→ **Required actions**
1. Answer these questions about the passage on MTV's VJs:
(a) According to Goodman, what did Pittman tell the VJs right at the start?
(b) How long were the initial contracts of Adam Curry and Downtown Julie Brown?
(c) What outside work does MTV not allow the VJs to do?
2. From the passage on MTV's VJs, write out the text between "Part of the" and "without a fight.", inclusive.

→ **Excerpt to read**
Part of the reason for that was a management decision early on that the VJs should not be allowed to get bigger than the channel. Mark Goodman, one of the original VJs, says that Pittman told them right at the start, "MTV is the star. You are not the star." Goodman says the rationale for that attitude was, from a management point of view, perfectly logical: "He wanted to keep us under control. He didn't want these huge egos on his hands." As a result, the VJs have always been kept on a short contractual leash. MTV controls all outside appearances; moonlighting is not allowed. The VJs who became perhaps the biggest celebrities, Adam Curry and Downtown Julie Brown, were able to negotiate more flexible terms when their initial three-year contracts expired. But both say MTV didn't let go without a fight.

→ **Provided data**
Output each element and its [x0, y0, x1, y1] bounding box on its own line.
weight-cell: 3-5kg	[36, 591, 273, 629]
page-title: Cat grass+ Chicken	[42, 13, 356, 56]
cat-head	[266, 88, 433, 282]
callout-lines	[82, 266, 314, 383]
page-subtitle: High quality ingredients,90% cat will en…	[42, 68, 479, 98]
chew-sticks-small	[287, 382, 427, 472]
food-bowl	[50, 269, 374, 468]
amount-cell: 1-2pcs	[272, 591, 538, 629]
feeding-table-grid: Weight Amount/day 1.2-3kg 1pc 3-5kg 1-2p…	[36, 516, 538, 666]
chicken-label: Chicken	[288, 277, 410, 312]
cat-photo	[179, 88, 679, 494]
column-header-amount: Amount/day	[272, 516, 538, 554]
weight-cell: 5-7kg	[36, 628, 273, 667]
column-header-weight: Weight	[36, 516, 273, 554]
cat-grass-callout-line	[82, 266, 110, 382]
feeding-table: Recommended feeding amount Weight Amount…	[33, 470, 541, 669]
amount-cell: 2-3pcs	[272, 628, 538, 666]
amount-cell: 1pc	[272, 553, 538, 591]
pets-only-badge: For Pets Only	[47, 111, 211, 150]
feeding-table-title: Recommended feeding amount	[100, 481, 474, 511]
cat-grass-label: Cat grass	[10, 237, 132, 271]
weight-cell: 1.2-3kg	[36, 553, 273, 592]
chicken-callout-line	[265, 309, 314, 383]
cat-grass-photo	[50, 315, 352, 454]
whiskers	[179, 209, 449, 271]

→ **Task-by-task solutions**
1.
(a) "MTV is the star. You are not the star."
(b) Three years.
(c) Moonlighting.

2.
Part of the reason for that was a management decision early on that the VJs should not be allowed to get bigger than the channel. Mark Goodman, one of the original VJs, says that Pittman told them right at the start, "MTV is the star. You are not the star." Goodman says the rationale for that attitude was, from a management point of view, perfectly logical: "He wanted to keep us under control. He didn't want these huge egos on his hands." As a result, the VJs have always been kept on a short contractual leash. MTV controls all outside appearances; moonlighting is not allowed. The VJs who became perhaps the biggest celebrities, Adam Curry and Downtown Julie Brown, were able to negotiate more flexible terms when their initial three-year contracts expired. But both say MTV didn't let go without a fight.